> What you should do:
Check every line for the word "Small" and give the number of lines where it occurs, nothing else.

▼

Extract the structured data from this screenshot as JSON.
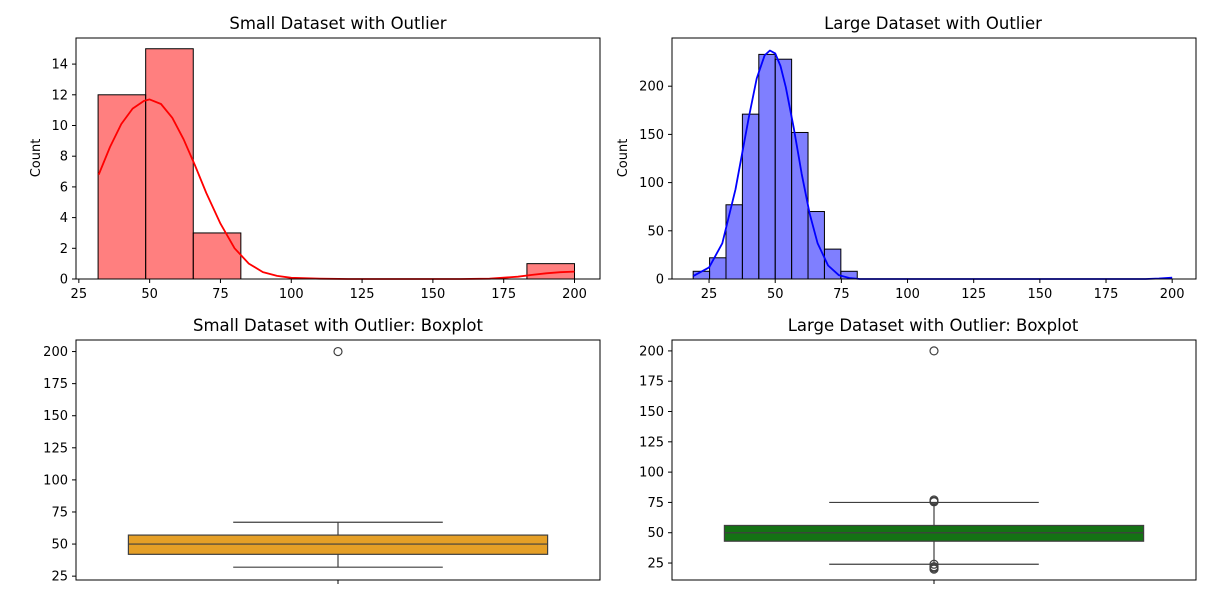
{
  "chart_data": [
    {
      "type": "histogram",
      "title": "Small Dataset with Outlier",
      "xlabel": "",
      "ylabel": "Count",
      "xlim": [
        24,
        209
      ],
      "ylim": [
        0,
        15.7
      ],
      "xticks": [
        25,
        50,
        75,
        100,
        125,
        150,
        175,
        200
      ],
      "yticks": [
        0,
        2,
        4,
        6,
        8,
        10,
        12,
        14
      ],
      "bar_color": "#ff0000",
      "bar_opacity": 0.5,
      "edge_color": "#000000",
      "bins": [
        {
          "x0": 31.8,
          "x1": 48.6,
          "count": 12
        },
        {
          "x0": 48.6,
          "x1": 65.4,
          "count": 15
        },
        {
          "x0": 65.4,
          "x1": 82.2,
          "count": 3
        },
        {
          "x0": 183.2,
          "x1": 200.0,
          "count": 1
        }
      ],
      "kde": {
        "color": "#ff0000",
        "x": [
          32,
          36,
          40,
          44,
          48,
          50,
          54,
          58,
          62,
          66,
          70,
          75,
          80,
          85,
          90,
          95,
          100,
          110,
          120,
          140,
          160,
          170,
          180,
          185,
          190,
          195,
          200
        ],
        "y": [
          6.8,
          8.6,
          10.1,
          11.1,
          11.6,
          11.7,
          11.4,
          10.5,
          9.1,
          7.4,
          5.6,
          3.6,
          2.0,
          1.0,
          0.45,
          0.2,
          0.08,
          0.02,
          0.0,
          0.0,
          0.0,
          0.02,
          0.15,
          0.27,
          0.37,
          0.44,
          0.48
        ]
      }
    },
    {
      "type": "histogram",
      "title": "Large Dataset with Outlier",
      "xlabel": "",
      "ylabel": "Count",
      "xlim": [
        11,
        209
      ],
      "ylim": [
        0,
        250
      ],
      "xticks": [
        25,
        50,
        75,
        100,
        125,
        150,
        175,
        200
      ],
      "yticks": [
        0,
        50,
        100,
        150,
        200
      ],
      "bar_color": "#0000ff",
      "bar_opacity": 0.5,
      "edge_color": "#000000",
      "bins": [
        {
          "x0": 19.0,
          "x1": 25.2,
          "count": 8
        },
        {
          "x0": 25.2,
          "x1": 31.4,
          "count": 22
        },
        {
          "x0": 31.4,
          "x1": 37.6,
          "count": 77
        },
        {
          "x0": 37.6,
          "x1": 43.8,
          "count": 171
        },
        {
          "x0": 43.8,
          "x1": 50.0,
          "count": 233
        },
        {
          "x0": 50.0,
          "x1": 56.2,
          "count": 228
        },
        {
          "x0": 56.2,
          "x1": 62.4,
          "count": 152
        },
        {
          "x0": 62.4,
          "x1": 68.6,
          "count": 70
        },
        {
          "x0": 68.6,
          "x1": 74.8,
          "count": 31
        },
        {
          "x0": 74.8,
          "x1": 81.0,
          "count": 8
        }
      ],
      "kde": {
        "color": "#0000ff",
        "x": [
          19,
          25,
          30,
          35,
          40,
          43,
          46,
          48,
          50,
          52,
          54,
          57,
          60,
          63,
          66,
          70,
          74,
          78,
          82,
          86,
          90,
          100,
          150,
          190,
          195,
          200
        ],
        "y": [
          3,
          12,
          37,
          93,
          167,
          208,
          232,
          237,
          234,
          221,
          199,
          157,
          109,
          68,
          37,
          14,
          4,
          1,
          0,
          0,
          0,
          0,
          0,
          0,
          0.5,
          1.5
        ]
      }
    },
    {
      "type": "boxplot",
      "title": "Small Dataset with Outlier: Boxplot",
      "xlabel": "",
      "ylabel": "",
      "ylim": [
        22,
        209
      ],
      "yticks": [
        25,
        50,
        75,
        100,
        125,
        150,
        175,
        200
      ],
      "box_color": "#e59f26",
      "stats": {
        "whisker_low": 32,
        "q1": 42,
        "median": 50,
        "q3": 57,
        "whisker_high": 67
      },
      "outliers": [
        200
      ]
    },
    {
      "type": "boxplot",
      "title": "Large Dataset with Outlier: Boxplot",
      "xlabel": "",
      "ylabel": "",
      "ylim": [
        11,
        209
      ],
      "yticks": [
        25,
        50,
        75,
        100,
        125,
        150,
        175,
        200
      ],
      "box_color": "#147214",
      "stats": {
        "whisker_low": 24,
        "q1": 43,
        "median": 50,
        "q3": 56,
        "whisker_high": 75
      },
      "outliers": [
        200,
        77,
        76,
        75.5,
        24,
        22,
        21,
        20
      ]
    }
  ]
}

▲

> Result for this task:
2